>> start

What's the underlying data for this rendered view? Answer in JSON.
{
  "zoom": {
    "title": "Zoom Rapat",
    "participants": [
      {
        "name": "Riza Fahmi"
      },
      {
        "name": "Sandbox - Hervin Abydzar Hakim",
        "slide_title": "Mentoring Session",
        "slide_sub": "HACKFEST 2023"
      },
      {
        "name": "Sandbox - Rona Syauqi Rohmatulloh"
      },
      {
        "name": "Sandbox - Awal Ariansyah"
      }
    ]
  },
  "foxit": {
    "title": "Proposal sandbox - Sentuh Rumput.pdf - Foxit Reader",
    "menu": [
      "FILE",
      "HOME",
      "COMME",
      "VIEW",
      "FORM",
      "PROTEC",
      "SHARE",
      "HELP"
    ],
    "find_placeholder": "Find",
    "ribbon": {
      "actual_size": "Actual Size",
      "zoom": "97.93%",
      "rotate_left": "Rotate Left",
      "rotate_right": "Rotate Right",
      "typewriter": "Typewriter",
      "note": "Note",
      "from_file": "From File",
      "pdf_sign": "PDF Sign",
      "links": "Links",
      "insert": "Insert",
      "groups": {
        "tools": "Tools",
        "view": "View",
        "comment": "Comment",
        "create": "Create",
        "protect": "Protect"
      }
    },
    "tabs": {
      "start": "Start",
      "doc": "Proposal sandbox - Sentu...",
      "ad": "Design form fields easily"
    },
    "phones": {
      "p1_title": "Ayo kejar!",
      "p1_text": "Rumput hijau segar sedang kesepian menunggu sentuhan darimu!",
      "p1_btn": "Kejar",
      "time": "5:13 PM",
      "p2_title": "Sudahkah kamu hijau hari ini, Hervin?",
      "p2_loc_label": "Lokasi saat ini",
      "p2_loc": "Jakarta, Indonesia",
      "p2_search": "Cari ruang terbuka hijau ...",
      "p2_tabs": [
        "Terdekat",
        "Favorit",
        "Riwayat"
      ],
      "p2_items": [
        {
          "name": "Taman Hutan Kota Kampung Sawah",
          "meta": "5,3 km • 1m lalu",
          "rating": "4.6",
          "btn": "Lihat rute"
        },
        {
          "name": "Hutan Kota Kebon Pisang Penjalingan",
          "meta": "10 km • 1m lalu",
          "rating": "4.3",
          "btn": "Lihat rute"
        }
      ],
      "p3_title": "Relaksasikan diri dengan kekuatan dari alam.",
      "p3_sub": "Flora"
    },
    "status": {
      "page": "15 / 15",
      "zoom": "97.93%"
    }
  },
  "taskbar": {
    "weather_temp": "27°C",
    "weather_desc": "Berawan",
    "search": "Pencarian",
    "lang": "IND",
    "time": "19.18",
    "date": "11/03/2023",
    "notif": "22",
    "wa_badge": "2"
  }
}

>> end
>> start

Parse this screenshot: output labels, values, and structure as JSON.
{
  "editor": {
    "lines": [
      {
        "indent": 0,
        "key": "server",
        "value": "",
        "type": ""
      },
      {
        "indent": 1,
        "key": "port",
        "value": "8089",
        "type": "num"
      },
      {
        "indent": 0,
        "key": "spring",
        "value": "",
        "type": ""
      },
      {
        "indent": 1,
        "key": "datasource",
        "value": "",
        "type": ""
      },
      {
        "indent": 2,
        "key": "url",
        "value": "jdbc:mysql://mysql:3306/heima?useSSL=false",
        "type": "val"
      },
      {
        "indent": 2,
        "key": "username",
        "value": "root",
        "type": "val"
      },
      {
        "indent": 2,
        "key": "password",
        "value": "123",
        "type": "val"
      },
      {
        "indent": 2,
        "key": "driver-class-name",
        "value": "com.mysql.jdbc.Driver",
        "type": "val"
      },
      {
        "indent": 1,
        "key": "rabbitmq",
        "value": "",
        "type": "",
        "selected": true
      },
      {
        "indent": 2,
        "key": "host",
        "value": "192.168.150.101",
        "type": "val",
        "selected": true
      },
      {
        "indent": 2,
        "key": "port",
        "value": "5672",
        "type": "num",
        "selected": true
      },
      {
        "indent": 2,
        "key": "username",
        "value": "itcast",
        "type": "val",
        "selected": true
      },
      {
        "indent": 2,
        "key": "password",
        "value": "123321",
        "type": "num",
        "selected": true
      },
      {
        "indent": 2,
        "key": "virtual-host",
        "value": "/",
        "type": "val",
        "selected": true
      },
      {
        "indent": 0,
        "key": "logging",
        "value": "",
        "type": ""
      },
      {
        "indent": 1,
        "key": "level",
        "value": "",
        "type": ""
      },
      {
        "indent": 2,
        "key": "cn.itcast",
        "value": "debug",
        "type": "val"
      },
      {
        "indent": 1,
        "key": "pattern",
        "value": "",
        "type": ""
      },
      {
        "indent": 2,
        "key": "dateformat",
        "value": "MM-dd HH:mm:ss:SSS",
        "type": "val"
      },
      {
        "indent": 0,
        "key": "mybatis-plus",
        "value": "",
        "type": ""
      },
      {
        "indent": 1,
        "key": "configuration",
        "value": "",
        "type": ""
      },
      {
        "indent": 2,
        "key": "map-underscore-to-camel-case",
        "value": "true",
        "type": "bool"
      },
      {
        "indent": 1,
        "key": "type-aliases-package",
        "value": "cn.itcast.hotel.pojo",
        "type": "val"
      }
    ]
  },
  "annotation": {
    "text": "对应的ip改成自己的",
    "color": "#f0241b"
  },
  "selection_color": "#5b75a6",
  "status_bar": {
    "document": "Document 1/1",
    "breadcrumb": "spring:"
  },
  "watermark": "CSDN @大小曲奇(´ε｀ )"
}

>> end
>> start

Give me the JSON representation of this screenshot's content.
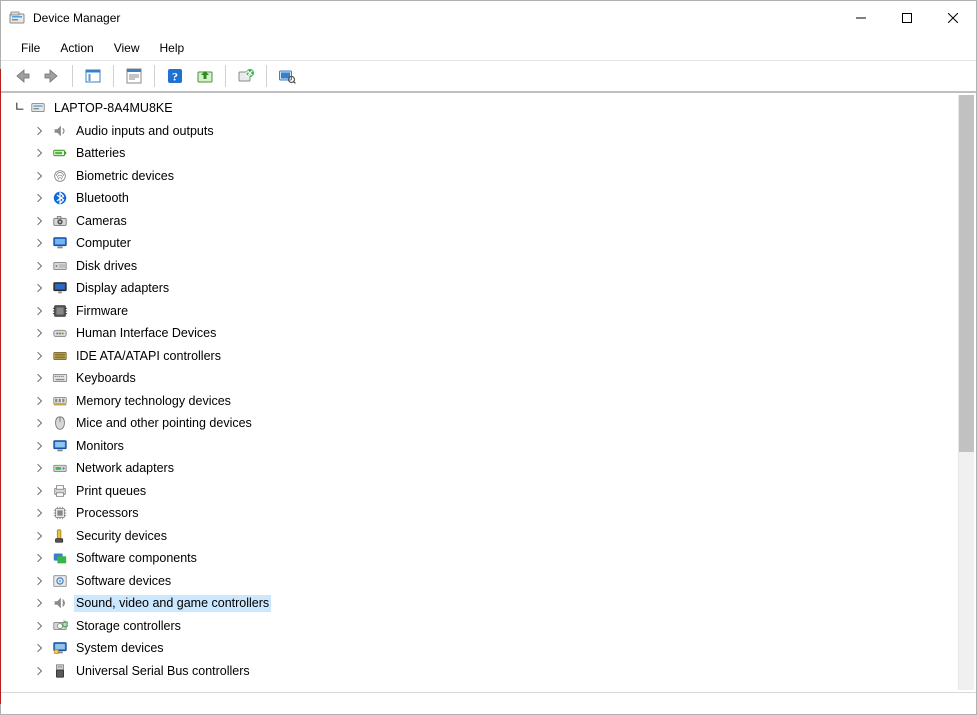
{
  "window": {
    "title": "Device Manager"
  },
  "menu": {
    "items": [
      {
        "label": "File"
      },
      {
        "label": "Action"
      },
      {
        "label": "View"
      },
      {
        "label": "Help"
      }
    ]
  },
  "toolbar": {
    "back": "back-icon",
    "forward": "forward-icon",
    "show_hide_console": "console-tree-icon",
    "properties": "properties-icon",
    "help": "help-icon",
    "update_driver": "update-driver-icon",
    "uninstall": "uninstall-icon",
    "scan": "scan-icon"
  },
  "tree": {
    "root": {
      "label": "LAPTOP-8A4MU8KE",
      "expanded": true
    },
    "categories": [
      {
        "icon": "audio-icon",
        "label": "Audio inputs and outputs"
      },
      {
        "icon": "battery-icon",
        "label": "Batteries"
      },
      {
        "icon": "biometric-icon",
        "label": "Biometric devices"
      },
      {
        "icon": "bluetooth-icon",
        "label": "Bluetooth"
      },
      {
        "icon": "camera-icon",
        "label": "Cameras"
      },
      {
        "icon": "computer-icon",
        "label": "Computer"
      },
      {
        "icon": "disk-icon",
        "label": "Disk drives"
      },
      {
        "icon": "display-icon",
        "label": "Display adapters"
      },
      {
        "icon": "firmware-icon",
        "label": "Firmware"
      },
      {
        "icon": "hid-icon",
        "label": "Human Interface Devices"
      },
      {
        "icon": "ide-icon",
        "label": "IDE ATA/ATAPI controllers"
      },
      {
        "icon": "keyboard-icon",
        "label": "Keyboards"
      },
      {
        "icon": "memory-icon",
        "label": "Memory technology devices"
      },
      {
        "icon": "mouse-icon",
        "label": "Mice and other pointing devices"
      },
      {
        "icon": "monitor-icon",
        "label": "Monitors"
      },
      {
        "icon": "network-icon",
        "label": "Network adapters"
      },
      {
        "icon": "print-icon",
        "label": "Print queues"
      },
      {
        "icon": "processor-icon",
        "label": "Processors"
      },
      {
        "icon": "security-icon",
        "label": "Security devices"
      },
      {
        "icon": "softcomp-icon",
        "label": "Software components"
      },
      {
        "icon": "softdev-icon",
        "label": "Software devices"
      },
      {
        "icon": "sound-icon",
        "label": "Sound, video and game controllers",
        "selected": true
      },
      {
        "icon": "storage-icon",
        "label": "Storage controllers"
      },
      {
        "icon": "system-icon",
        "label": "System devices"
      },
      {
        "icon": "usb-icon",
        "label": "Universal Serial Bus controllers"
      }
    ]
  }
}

>> end

Filter the records down to the lines that contain the string "Proposal", and copy those lines.

    "title": "Proposal sandbox - Sentuh Rumput.pdf - Foxit Reader",
      "doc": "Proposal sandbox - Sentu...",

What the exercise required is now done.